(Source records)
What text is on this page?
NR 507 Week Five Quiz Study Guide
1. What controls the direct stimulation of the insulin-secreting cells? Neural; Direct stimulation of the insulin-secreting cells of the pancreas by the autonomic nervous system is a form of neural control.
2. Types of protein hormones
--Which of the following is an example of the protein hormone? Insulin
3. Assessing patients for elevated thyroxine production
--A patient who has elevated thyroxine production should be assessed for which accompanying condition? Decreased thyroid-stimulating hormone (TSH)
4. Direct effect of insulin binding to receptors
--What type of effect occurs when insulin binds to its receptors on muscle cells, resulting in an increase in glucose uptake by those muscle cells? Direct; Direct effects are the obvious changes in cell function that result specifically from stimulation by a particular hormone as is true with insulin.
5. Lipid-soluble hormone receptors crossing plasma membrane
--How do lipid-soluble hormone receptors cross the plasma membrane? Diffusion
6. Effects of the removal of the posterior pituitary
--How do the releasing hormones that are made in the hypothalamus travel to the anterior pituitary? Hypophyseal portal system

**REQUIRED WORK:** Reproduce each entry above character for character.

**REPLY:**
What text is on this page?
NR 507 Week Five Quiz Study Guide
1. What controls the direct stimulation of the insulin-secreting cells? Neural; Direct stimulation of the insulin-secreting cells of the pancreas by the autonomic nervous system is a form of neural control.
2. Types of protein hormones
--Which of the following is an example of the protein hormone? Insulin
3. Assessing patients for elevated thyroxine production
--A patient who has elevated thyroxine production should be assessed for which accompanying condition? Decreased thyroid-stimulating hormone (TSH)
4. Direct effect of insulin binding to receptors
--What type of effect occurs when insulin binds to its receptors on muscle cells, resulting in an increase in glucose uptake by those muscle cells? Direct; Direct effects are the obvious changes in cell function that result specifically from stimulation by a particular hormone as is true with insulin.
5. Lipid-soluble hormone receptors crossing plasma membrane
--How do lipid-soluble hormone receptors cross the plasma membrane? Diffusion
6. Effects of the removal of the posterior pituitary
--How do the releasing hormones that are made in the hypothalamus travel to the anterior pituitary? Hypophyseal portal system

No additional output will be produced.